* Problem:
Pick out every line of the material below that contains the string "macro", treating uppercase and lowercase letters as different, and copy each such line.

>>>

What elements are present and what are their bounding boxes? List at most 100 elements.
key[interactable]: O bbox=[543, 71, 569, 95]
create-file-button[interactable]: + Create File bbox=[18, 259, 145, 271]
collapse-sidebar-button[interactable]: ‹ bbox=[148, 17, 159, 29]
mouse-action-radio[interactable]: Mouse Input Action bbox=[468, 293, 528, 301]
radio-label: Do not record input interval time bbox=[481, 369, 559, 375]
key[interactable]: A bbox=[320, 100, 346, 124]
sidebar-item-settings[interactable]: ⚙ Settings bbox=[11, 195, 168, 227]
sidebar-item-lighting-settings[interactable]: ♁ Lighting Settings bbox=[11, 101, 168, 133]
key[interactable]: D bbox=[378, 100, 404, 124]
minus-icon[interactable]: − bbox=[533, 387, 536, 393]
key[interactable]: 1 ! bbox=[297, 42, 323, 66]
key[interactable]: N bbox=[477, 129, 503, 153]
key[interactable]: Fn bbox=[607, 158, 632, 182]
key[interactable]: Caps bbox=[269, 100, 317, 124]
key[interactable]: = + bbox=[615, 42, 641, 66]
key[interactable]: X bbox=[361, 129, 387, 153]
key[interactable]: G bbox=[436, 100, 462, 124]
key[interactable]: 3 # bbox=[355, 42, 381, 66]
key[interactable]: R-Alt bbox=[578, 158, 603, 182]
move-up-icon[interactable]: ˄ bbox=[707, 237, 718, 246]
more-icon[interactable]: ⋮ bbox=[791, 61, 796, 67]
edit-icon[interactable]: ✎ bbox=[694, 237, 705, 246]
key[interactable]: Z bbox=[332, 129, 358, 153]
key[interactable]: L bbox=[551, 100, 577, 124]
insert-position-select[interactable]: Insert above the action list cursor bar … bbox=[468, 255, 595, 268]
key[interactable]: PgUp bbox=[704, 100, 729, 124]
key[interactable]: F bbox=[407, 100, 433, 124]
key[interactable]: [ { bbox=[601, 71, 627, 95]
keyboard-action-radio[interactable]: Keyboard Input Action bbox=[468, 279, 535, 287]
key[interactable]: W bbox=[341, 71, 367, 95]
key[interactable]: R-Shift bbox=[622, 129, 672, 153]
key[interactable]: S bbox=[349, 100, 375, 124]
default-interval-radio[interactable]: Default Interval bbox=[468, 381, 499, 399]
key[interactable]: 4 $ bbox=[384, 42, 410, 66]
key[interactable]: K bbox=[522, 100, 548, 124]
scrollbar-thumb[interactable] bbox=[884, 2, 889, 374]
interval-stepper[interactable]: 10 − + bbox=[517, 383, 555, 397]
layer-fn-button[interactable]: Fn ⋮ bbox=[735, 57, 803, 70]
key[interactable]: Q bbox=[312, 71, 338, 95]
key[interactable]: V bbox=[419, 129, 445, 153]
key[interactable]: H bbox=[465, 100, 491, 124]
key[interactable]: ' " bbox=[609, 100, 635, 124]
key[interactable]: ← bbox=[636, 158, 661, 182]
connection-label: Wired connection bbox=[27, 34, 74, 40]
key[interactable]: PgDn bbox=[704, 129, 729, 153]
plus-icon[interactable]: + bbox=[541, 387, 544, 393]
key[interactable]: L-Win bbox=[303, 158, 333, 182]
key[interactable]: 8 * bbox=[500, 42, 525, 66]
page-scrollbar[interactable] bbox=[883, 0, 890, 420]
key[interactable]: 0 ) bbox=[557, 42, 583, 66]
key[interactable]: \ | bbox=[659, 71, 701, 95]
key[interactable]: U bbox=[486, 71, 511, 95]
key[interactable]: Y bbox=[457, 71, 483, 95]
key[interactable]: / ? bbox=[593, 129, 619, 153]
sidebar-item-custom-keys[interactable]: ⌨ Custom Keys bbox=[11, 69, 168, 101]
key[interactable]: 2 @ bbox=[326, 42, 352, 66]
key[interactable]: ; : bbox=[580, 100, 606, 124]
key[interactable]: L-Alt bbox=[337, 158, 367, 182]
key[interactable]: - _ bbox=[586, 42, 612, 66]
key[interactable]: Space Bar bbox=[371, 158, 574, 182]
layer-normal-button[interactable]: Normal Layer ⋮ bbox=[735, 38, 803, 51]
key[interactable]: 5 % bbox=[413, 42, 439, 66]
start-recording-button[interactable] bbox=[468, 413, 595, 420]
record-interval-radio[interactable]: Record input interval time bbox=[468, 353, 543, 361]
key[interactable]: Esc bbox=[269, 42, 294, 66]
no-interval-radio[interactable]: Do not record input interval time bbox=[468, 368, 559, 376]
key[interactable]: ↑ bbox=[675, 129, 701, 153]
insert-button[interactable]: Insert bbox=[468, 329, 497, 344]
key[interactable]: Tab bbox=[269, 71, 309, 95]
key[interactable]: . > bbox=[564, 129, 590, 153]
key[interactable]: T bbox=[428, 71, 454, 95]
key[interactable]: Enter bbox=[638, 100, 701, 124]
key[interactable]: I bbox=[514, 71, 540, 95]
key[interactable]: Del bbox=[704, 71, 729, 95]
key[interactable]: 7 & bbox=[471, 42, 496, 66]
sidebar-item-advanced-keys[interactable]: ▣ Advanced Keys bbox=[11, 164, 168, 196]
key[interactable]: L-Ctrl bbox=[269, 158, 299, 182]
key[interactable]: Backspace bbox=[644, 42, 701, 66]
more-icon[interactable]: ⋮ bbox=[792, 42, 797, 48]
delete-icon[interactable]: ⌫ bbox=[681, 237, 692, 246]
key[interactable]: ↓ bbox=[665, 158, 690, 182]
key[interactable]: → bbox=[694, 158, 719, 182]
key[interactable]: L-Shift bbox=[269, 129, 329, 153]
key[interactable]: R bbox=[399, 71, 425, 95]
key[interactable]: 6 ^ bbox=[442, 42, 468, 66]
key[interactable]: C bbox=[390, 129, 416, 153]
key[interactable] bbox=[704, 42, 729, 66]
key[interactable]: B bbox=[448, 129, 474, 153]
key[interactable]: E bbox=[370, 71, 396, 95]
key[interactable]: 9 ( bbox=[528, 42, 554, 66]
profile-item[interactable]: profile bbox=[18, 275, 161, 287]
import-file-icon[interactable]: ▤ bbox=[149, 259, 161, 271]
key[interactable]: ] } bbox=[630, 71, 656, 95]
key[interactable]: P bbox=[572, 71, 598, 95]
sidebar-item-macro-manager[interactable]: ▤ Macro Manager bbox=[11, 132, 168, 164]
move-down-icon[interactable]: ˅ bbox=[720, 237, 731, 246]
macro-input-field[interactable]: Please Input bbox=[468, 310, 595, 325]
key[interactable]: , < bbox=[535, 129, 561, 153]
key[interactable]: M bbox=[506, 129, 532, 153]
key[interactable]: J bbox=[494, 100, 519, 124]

<<<

* Task response:
sidebar-item-macro-manager[interactable]: ▤ Macro Manager bbox=[11, 132, 168, 164]
macro-input-field[interactable]: Please Input bbox=[468, 310, 595, 325]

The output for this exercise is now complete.